Your task is to repeat all of the data exactly while excluding the pictures.
>> START Given records
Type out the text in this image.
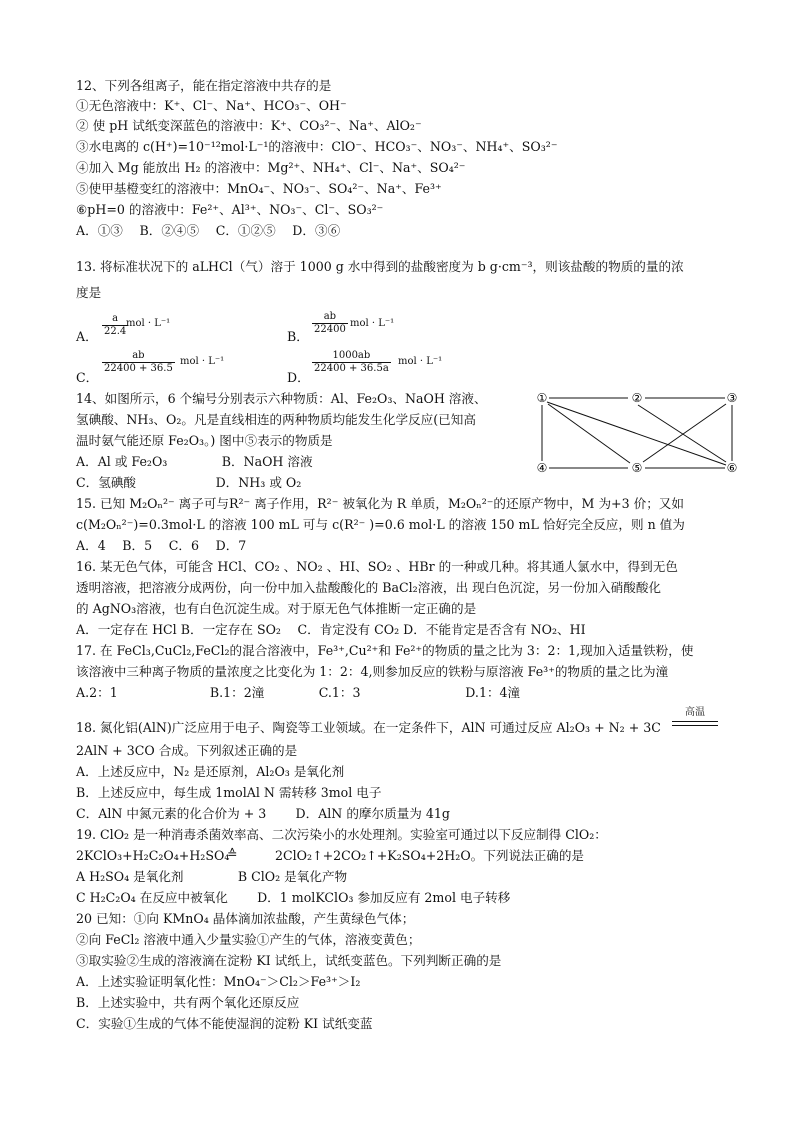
12、下列各组离子，能在指定溶液中共存的是
①无色溶液中：K⁺、Cl⁻、Na⁺、HCO₃⁻、OH⁻
② 使 pH 试纸变深蓝色的溶液中：K⁺、CO₃²⁻、Na⁺、AlO₂⁻
③水电离的 c(H⁺)=10⁻¹²mol·L⁻¹的溶液中：ClO⁻、HCO₃⁻、NO₃⁻、NH₄⁺、SO₃²⁻
④加入 Mg 能放出 H₂ 的溶液中：Mg²⁺、NH₄⁺、Cl⁻、Na⁺、SO₄²⁻
⑤使甲基橙变红的溶液中：MnO₄⁻、NO₃⁻、SO₄²⁻、Na⁺、Fe³⁺
⑥pH=0 的溶液中：Fe²⁺、Al³⁺、NO₃⁻、Cl⁻、SO₃²⁻
A．①③　 B．②④⑤　 C．①②⑤　 D．③⑥
13. 将标准状况下的 aLHCl（气）溶于 1000 g 水中得到的盐酸密度为 b g·cm⁻³，则该盐酸的物质的量的浓
度是
A． $\frac{a}{22.4}$
mol · L⁻¹
B．
$\frac{ab}{22400}$ mol · L⁻¹
C．
$\frac{ab}{22400 + 36.5}$ mol · L⁻¹
D．
$\frac{1000ab}{22400 + 36.5a}$ mol · L⁻¹
14、如图所示，6 个编号分别表示六种物质：Al、Fe₂O₃、NaOH 溶液、
氢碘酸、NH₃、O₂。凡是直线相连的两种物质均能发生化学反应(已知高
温时氨气能还原 Fe₂O₃。) 图中⑤表示的物质是
A．Al 或 Fe₂O₃　　　　 B．NaOH 溶液
C．氢碘酸　　　　　　 D．NH₃ 或 O₂
①	②	③
④	⑤	⑥
15. 已知 M₂Oₙ²⁻ 离子可与R²⁻ 离子作用，R²⁻ 被氧化为 R 单质，M₂Oₙ²⁻的还原产物中，M 为+3 价；又如
c(M₂Oₙ²⁻)=0.3mol·L 的溶液 100 mL 可与 c(R²⁻ )=0.6 mol·L 的溶液 150 mL 恰好完全反应，则 n 值为
A．4　 B．5　 C．6　 D．7
16. 某无色气体，可能含 HCl、CO₂ 、NO₂ 、HI、SO₂ 、HBr 的一种或几种。将其通人氯水中，得到无色
透明溶液，把溶液分成两份，向一份中加入盐酸酸化的 BaCl₂溶液，出 现白色沉淀，另一份加入硝酸酸化
的 AgNO₃溶液，也有白色沉淀生成。对于原无色气体推断一定正确的是
A．一定存在 HCl B．一定存在 SO₂　 C．肯定没有 CO₂ D．不能肯定是否含有 NO₂、HI
17. 在 FeCl₃,CuCl₂,FeCl₂的混合溶液中，Fe³⁺,Cu²⁺和 Fe²⁺的物质的量之比为 3：2：1,现加入适量铁粉，使
该溶液中三种离子物质的量浓度之比变化为 1：2：4,则参加反应的铁粉与原溶液 Fe³⁺的物质的量之比为潼
A.2：1　　　　　　　 B.1：2潼　　　　 C.1：3　　　　　　　　 D.1：4潼
18. 氮化铝(AlN)广泛应用于电子、陶瓷等工业领域。在一定条件下，AlN 可通过反应 Al₂O₃ + N₂ + 3C
高温
2AlN + 3CO 合成。下列叙述正确的是
A．上述反应中，N₂ 是还原剂，Al₂O₃ 是氧化剂
B．上述反应中，每生成 1molAl N 需转移 3mol 电子
C．AlN 中氮元素的化合价为 + 3　　 D．AlN 的摩尔质量为 41g
19. ClO₂ 是一种消毒杀菌效率高、二次污染小的水处理剂。实验室可通过以下反应制得 ClO₂：
2KClO₃+H₂C₂O₄+H₂SO₄
≙	2ClO₂↑+2CO₂↑+K₂SO₄+2H₂O。下列说法正确的是
A H₂SO₄ 是氧化剂　　　　 B ClO₂ 是氧化产物
C H₂C₂O₄ 在反应中被氧化　　 D．1 molKClO₃ 参加反应有 2mol 电子转移
20 已知：①向 KMnO₄ 晶体滴加浓盐酸，产生黄绿色气体；
②向 FeCl₂ 溶液中通入少量实验①产生的气体，溶液变黄色；
③取实验②生成的溶液滴在淀粉 KI 试纸上，试纸变蓝色。下列判断正确的是
A．上述实验证明氧化性：MnO₄⁻＞Cl₂＞Fe³⁺＞I₂
B．上述实验中，共有两个氧化还原反应
C．实验①生成的气体不能使湿润的淀粉 KI 试纸变蓝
>> END Given records
| Correct result |
Type out the text in this image.
12、下列各组离子，能在指定溶液中共存的是
①无色溶液中：K⁺、Cl⁻、Na⁺、HCO₃⁻、OH⁻
② 使 pH 试纸变深蓝色的溶液中：K⁺、CO₃²⁻、Na⁺、AlO₂⁻
③水电离的 c(H⁺)=10⁻¹²mol·L⁻¹的溶液中：ClO⁻、HCO₃⁻、NO₃⁻、NH₄⁺、SO₃²⁻
④加入 Mg 能放出 H₂ 的溶液中：Mg²⁺、NH₄⁺、Cl⁻、Na⁺、SO₄²⁻
⑤使甲基橙变红的溶液中：MnO₄⁻、NO₃⁻、SO₄²⁻、Na⁺、Fe³⁺
⑥pH=0 的溶液中：Fe²⁺、Al³⁺、NO₃⁻、Cl⁻、SO₃²⁻
A．①③　 B．②④⑤　 C．①②⑤　 D．③⑥
13. 将标准状况下的 aLHCl（气）溶于 1000 g 水中得到的盐酸密度为 b g·cm⁻³，则该盐酸的物质的量的浓
度是
A． $\frac{a}{22.4}$
mol · L⁻¹
B．
$\frac{ab}{22400}$ mol · L⁻¹
C．
$\frac{ab}{22400 + 36.5}$ mol · L⁻¹
D．
$\frac{1000ab}{22400 + 36.5a}$ mol · L⁻¹
14、如图所示，6 个编号分别表示六种物质：Al、Fe₂O₃、NaOH 溶液、
氢碘酸、NH₃、O₂。凡是直线相连的两种物质均能发生化学反应(已知高
温时氨气能还原 Fe₂O₃。) 图中⑤表示的物质是
A．Al 或 Fe₂O₃　　　　 B．NaOH 溶液
C．氢碘酸　　　　　　 D．NH₃ 或 O₂
①	②	③
④	⑤	⑥
15. 已知 M₂Oₙ²⁻ 离子可与R²⁻ 离子作用，R²⁻ 被氧化为 R 单质，M₂Oₙ²⁻的还原产物中，M 为+3 价；又如
c(M₂Oₙ²⁻)=0.3mol·L 的溶液 100 mL 可与 c(R²⁻ )=0.6 mol·L 的溶液 150 mL 恰好完全反应，则 n 值为
A．4　 B．5　 C．6　 D．7
16. 某无色气体，可能含 HCl、CO₂ 、NO₂ 、HI、SO₂ 、HBr 的一种或几种。将其通人氯水中，得到无色
透明溶液，把溶液分成两份，向一份中加入盐酸酸化的 BaCl₂溶液，出 现白色沉淀，另一份加入硝酸酸化
的 AgNO₃溶液，也有白色沉淀生成。对于原无色气体推断一定正确的是
A．一定存在 HCl B．一定存在 SO₂　 C．肯定没有 CO₂ D．不能肯定是否含有 NO₂、HI
17. 在 FeCl₃,CuCl₂,FeCl₂的混合溶液中，Fe³⁺,Cu²⁺和 Fe²⁺的物质的量之比为 3：2：1,现加入适量铁粉，使
该溶液中三种离子物质的量浓度之比变化为 1：2：4,则参加反应的铁粉与原溶液 Fe³⁺的物质的量之比为潼
A.2：1　　　　　　　 B.1：2潼　　　　 C.1：3　　　　　　　　 D.1：4潼
18. 氮化铝(AlN)广泛应用于电子、陶瓷等工业领域。在一定条件下，AlN 可通过反应 Al₂O₃ + N₂ + 3C
高温
2AlN + 3CO 合成。下列叙述正确的是
A．上述反应中，N₂ 是还原剂，Al₂O₃ 是氧化剂
B．上述反应中，每生成 1molAl N 需转移 3mol 电子
C．AlN 中氮元素的化合价为 + 3　　 D．AlN 的摩尔质量为 41g
19. ClO₂ 是一种消毒杀菌效率高、二次污染小的水处理剂。实验室可通过以下反应制得 ClO₂：
2KClO₃+H₂C₂O₄+H₂SO₄
≙	2ClO₂↑+2CO₂↑+K₂SO₄+2H₂O。下列说法正确的是
A H₂SO₄ 是氧化剂　　　　 B ClO₂ 是氧化产物
C H₂C₂O₄ 在反应中被氧化　　 D．1 molKClO₃ 参加反应有 2mol 电子转移
20 已知：①向 KMnO₄ 晶体滴加浓盐酸，产生黄绿色气体；
②向 FeCl₂ 溶液中通入少量实验①产生的气体，溶液变黄色；
③取实验②生成的溶液滴在淀粉 KI 试纸上，试纸变蓝色。下列判断正确的是
A．上述实验证明氧化性：MnO₄⁻＞Cl₂＞Fe³⁺＞I₂
B．上述实验中，共有两个氧化还原反应
C．实验①生成的气体不能使湿润的淀粉 KI 试纸变蓝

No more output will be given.